What is asked
Locate the string "diamond" in the records below. Copy every line where it occurs.
───── Raw records ─────
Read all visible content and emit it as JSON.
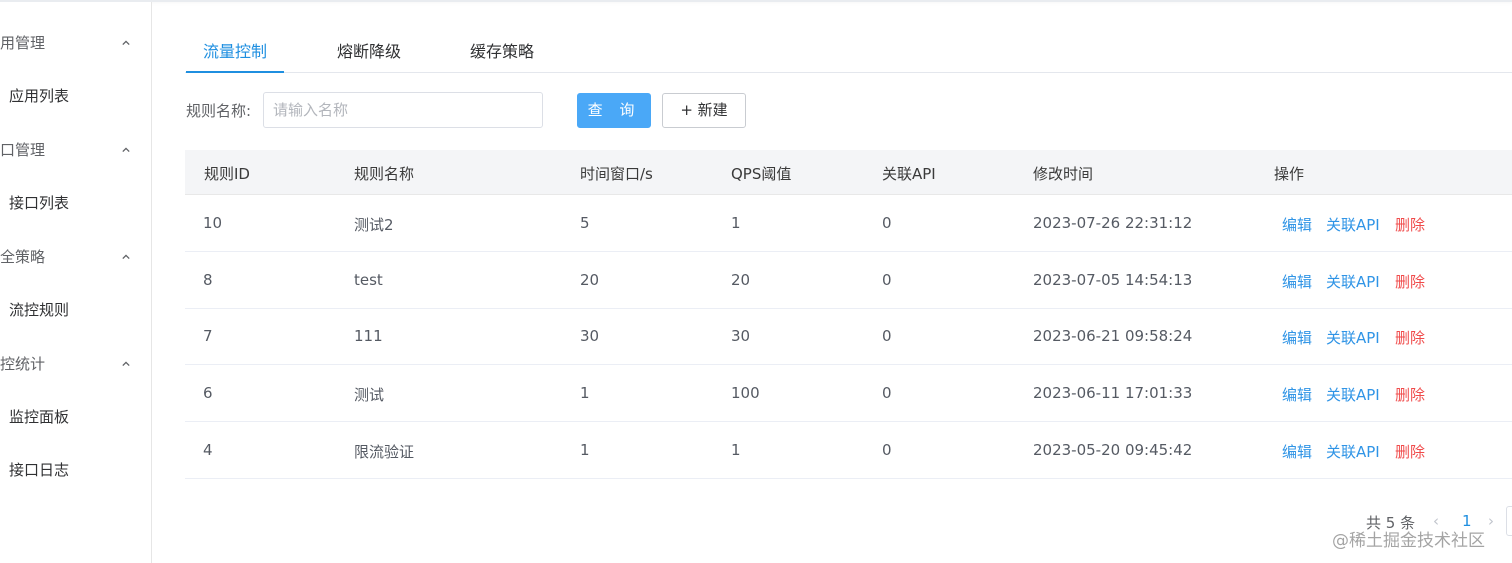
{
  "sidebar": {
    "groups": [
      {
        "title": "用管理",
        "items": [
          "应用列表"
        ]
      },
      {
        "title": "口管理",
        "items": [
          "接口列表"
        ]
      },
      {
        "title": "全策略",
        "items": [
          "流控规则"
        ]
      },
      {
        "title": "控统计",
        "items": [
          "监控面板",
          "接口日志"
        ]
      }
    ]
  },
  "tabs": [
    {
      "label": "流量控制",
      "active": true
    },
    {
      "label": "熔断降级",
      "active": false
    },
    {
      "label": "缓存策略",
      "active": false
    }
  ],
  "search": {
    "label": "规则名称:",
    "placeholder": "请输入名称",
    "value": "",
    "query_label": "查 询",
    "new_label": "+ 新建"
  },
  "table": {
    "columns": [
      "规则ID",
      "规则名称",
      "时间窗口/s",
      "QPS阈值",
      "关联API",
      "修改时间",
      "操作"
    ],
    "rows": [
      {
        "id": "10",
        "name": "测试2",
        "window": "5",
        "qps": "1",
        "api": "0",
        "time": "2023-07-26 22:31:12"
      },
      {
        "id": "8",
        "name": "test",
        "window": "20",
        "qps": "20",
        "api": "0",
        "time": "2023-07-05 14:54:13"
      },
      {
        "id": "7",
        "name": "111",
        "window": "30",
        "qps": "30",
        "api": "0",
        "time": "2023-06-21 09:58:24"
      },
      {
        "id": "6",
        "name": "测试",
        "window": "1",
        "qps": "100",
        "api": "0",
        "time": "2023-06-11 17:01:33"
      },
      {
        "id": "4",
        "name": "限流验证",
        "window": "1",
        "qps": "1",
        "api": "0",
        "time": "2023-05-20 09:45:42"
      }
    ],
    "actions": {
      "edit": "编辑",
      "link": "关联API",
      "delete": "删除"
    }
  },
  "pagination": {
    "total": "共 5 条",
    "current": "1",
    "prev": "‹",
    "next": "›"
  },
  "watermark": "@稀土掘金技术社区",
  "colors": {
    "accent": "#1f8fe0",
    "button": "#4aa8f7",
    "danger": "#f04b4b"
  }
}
─────
───── Raw records ─────
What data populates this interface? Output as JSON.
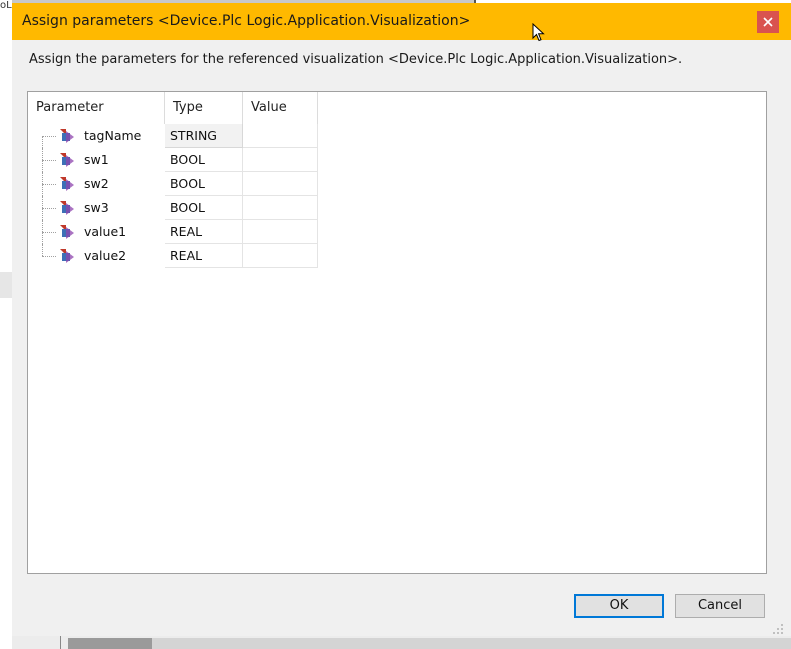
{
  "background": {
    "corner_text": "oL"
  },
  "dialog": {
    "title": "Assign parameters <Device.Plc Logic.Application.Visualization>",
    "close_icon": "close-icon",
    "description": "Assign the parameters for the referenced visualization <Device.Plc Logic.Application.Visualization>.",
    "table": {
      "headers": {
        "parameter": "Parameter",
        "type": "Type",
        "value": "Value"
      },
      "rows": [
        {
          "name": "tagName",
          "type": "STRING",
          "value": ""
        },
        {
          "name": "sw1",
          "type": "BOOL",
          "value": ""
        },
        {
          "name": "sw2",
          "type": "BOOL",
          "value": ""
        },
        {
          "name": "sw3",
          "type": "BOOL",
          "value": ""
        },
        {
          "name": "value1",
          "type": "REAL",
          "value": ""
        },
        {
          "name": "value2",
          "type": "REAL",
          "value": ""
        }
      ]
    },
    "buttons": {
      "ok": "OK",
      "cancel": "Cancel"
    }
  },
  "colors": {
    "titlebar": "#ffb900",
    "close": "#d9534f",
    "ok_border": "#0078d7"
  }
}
─────
───── Raw records ─────
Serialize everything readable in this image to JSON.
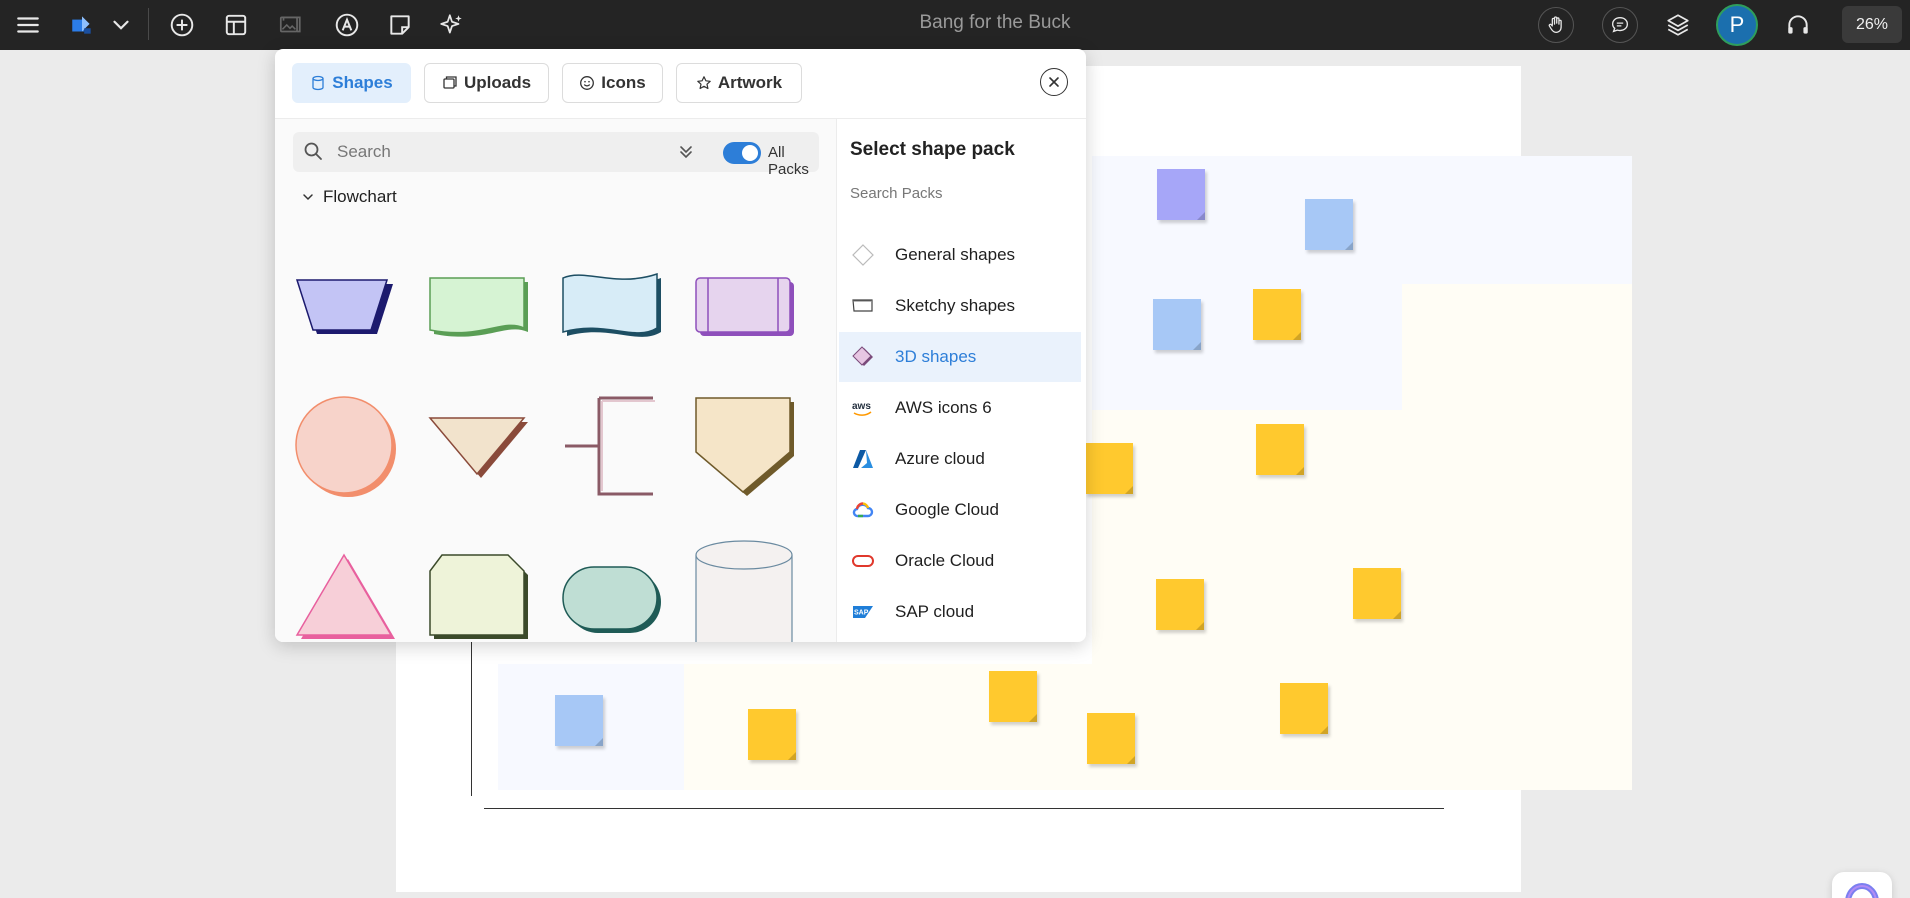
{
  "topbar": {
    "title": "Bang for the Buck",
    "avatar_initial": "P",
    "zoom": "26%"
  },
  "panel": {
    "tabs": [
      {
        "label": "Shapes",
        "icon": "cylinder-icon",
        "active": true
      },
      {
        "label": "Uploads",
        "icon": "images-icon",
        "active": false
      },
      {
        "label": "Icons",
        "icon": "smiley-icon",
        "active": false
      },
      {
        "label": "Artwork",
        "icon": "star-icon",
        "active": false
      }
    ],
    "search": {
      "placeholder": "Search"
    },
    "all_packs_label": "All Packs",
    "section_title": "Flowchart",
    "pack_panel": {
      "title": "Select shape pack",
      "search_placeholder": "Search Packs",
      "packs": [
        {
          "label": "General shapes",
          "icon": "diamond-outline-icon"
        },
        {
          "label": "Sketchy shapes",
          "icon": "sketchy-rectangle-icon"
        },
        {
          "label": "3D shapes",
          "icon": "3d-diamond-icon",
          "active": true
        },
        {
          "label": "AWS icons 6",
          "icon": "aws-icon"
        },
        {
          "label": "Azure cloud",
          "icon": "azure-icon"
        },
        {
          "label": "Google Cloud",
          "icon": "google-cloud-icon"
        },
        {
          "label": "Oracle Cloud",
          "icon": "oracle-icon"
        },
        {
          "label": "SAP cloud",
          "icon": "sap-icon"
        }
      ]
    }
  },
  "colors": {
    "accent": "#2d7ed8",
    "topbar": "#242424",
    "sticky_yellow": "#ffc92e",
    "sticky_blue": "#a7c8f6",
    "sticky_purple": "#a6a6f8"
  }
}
─────
Reply to the task
          "icon": "diamond-outline-icon"
          "icon": "3d-diamond-icon",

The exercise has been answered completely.